**Problem to solve:** Output each entry verbatim and exclude every picture from it.

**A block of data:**

begin

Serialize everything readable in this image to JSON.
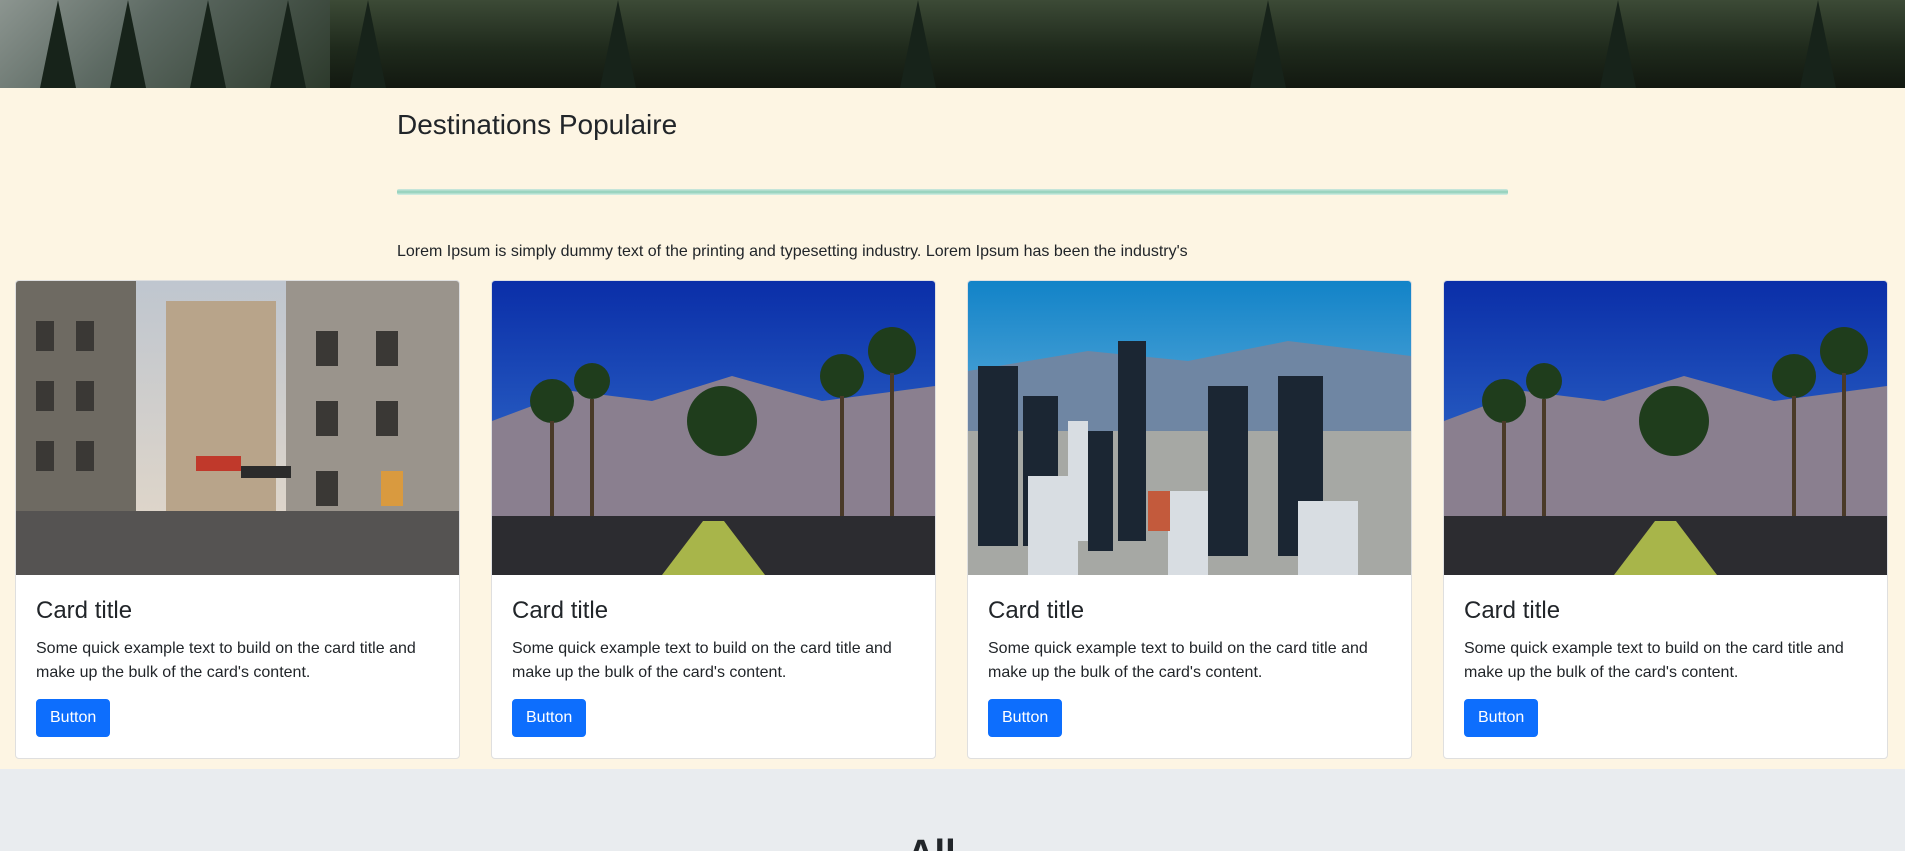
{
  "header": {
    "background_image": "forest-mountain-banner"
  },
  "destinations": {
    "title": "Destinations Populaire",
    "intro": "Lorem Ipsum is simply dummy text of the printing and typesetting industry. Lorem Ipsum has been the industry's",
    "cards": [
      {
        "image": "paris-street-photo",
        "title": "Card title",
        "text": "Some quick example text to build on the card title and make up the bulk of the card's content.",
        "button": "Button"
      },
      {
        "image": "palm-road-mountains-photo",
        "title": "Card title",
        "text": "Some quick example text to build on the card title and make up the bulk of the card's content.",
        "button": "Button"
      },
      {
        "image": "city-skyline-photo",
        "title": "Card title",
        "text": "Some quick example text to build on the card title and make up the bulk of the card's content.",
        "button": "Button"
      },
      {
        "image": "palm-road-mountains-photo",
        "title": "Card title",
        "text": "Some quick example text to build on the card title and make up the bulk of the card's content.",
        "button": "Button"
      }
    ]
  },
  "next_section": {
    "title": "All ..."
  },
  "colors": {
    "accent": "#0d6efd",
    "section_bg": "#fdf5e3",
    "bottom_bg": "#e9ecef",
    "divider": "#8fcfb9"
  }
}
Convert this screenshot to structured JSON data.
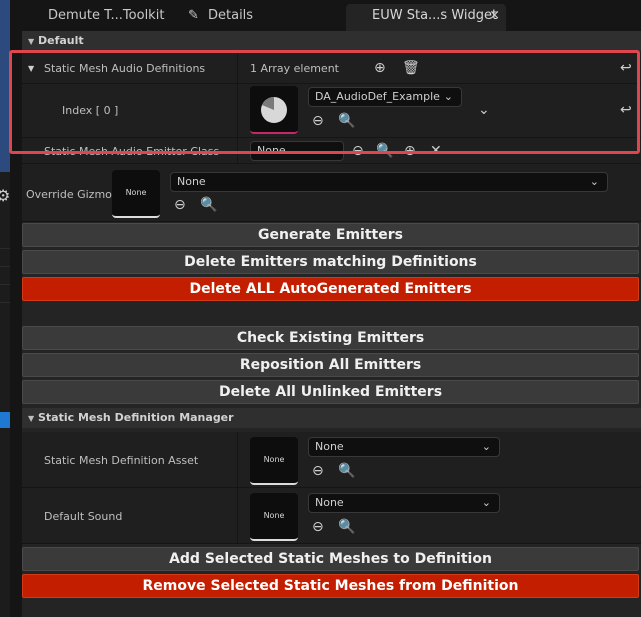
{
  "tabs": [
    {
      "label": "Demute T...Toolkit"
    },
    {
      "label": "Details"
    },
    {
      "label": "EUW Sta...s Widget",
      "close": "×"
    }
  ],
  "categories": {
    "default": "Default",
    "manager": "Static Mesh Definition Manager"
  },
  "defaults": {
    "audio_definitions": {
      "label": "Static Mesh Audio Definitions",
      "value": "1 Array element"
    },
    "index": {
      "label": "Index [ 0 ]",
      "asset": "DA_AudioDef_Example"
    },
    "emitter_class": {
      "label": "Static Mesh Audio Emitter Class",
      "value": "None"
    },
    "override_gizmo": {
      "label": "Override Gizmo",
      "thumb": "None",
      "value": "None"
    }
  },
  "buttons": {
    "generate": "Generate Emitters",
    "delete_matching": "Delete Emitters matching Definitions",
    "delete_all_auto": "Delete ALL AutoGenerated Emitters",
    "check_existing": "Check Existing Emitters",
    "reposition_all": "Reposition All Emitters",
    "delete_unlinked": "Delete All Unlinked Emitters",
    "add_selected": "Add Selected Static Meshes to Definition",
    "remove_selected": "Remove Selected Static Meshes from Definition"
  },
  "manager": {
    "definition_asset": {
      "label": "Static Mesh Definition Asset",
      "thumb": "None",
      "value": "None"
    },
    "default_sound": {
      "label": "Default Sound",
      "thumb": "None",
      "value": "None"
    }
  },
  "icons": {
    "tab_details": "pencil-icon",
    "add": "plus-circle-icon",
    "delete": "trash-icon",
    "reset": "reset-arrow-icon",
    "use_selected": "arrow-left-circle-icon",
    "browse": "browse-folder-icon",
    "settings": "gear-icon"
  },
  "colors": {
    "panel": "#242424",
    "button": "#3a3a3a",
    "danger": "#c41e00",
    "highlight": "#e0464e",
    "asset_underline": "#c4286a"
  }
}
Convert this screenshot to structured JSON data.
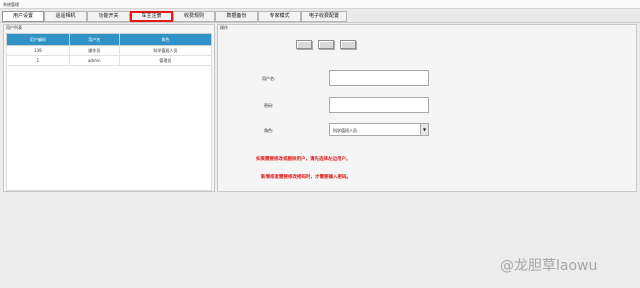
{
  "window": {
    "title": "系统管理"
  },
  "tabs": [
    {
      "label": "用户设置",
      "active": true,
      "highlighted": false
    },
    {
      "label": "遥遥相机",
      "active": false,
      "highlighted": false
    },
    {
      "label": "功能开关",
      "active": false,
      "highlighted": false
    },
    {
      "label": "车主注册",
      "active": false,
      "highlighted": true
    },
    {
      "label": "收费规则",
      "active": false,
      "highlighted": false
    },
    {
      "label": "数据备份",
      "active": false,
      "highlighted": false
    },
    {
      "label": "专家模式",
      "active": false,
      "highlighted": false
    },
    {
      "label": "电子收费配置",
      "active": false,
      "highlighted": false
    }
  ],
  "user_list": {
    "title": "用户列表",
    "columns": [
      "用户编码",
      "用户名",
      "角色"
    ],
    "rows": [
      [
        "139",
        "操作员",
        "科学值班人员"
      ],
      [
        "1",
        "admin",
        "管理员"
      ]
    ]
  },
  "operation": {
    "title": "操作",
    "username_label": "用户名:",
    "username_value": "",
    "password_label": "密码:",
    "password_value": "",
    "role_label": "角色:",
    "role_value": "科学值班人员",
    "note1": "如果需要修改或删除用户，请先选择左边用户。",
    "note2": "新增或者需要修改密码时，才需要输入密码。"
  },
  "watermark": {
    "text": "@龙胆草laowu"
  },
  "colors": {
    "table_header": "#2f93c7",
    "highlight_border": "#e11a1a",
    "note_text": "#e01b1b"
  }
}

end

**Reply:**
Serialize everything readable in this image to JSON.
{
  "header": {
    "background_image": "forest-mountain-banner"
  },
  "destinations": {
    "title": "Destinations Populaire",
    "intro": "Lorem Ipsum is simply dummy text of the printing and typesetting industry. Lorem Ipsum has been the industry's",
    "cards": [
      {
        "image": "paris-street-photo",
        "title": "Card title",
        "text": "Some quick example text to build on the card title and make up the bulk of the card's content.",
        "button": "Button"
      },
      {
        "image": "palm-road-mountains-photo",
        "title": "Card title",
        "text": "Some quick example text to build on the card title and make up the bulk of the card's content.",
        "button": "Button"
      },
      {
        "image": "city-skyline-photo",
        "title": "Card title",
        "text": "Some quick example text to build on the card title and make up the bulk of the card's content.",
        "button": "Button"
      },
      {
        "image": "palm-road-mountains-photo",
        "title": "Card title",
        "text": "Some quick example text to build on the card title and make up the bulk of the card's content.",
        "button": "Button"
      }
    ]
  },
  "next_section": {
    "title": "All ..."
  },
  "colors": {
    "accent": "#0d6efd",
    "section_bg": "#fdf5e3",
    "bottom_bg": "#e9ecef",
    "divider": "#8fcfb9"
  }
}
Convert this screenshot to structured JSON data.
{
  "tabs": [
    {
      "label": "Demute T...Toolkit"
    },
    {
      "label": "Details"
    },
    {
      "label": "EUW Sta...s Widget",
      "close": "×"
    }
  ],
  "categories": {
    "default": "Default",
    "manager": "Static Mesh Definition Manager"
  },
  "defaults": {
    "audio_definitions": {
      "label": "Static Mesh Audio Definitions",
      "value": "1 Array element"
    },
    "index": {
      "label": "Index [ 0 ]",
      "asset": "DA_AudioDef_Example"
    },
    "emitter_class": {
      "label": "Static Mesh Audio Emitter Class",
      "value": "None"
    },
    "override_gizmo": {
      "label": "Override Gizmo",
      "thumb": "None",
      "value": "None"
    }
  },
  "buttons": {
    "generate": "Generate Emitters",
    "delete_matching": "Delete Emitters matching Definitions",
    "delete_all_auto": "Delete ALL AutoGenerated Emitters",
    "check_existing": "Check Existing Emitters",
    "reposition_all": "Reposition All Emitters",
    "delete_unlinked": "Delete All Unlinked Emitters",
    "add_selected": "Add Selected Static Meshes to Definition",
    "remove_selected": "Remove Selected Static Meshes from Definition"
  },
  "manager": {
    "definition_asset": {
      "label": "Static Mesh Definition Asset",
      "thumb": "None",
      "value": "None"
    },
    "default_sound": {
      "label": "Default Sound",
      "thumb": "None",
      "value": "None"
    }
  },
  "icons": {
    "tab_details": "pencil-icon",
    "add": "plus-circle-icon",
    "delete": "trash-icon",
    "reset": "reset-arrow-icon",
    "use_selected": "arrow-left-circle-icon",
    "browse": "browse-folder-icon",
    "settings": "gear-icon"
  },
  "colors": {
    "panel": "#242424",
    "button": "#3a3a3a",
    "danger": "#c41e00",
    "highlight": "#e0464e",
    "asset_underline": "#c4286a"
  }
}
Convert this screenshot to structured JSON data.
{
  "window": {
    "title": "系统管理"
  },
  "tabs": [
    {
      "label": "用户设置",
      "active": true,
      "highlighted": false
    },
    {
      "label": "遥遥相机",
      "active": false,
      "highlighted": false
    },
    {
      "label": "功能开关",
      "active": false,
      "highlighted": false
    },
    {
      "label": "车主注册",
      "active": false,
      "highlighted": true
    },
    {
      "label": "收费规则",
      "active": false,
      "highlighted": false
    },
    {
      "label": "数据备份",
      "active": false,
      "highlighted": false
    },
    {
      "label": "专家模式",
      "active": false,
      "highlighted": false
    },
    {
      "label": "电子收费配置",
      "active": false,
      "highlighted": false
    }
  ],
  "user_list": {
    "title": "用户列表",
    "columns": [
      "用户编码",
      "用户名",
      "角色"
    ],
    "rows": [
      [
        "139",
        "操作员",
        "科学值班人员"
      ],
      [
        "1",
        "admin",
        "管理员"
      ]
    ]
  },
  "operation": {
    "title": "操作",
    "username_label": "用户名:",
    "username_value": "",
    "password_label": "密码:",
    "password_value": "",
    "role_label": "角色:",
    "role_value": "科学值班人员",
    "note1": "如果需要修改或删除用户，请先选择左边用户。",
    "note2": "新增或者需要修改密码时，才需要输入密码。"
  },
  "watermark": {
    "text": "@龙胆草laowu"
  },
  "colors": {
    "table_header": "#2f93c7",
    "highlight_border": "#e11a1a",
    "note_text": "#e01b1b"
  }
}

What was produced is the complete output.